Your instructions: Keep only those lines of the records that include the string "Code".

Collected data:
---

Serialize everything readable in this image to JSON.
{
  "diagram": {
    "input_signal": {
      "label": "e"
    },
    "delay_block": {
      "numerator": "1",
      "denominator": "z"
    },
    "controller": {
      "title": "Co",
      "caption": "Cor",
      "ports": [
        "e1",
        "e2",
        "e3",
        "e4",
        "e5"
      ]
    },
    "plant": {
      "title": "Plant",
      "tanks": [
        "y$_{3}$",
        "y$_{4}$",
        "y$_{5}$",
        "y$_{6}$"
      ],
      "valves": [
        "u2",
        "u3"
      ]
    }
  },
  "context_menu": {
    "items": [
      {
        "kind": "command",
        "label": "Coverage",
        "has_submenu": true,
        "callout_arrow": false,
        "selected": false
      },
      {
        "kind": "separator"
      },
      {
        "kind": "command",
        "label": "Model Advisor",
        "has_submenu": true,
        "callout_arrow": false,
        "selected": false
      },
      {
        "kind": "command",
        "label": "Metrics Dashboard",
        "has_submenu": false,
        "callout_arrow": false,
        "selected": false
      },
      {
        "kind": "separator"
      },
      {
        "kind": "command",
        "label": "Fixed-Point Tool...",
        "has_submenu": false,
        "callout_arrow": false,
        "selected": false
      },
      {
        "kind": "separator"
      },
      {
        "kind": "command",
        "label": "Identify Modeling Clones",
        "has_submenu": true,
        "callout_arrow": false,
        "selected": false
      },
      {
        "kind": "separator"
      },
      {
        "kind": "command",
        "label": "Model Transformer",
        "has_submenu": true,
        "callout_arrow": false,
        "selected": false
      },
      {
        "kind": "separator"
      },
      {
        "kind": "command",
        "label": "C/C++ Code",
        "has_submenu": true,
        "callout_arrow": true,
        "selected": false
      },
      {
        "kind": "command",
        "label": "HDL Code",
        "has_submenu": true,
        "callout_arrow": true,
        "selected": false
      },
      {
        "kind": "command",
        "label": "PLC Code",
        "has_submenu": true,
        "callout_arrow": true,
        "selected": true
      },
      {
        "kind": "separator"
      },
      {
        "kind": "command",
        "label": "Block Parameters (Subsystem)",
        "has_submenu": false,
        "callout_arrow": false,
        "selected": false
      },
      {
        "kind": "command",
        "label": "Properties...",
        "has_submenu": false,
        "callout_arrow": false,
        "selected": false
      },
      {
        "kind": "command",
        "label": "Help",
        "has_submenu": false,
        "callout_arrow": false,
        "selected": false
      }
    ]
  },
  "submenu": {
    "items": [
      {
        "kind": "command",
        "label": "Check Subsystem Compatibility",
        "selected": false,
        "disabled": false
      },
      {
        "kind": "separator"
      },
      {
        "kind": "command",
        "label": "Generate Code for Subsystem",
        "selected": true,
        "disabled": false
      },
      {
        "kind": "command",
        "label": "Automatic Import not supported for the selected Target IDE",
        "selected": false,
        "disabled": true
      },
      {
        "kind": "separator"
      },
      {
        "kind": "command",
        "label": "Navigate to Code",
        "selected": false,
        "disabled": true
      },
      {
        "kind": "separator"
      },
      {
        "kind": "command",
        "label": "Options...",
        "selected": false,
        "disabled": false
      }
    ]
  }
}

---

Answer to the problem:
        "label": "C/C++ Code",
        "label": "HDL Code",
        "label": "PLC Code",
        "label": "Generate Code for Subsystem",
        "label": "Navigate to Code",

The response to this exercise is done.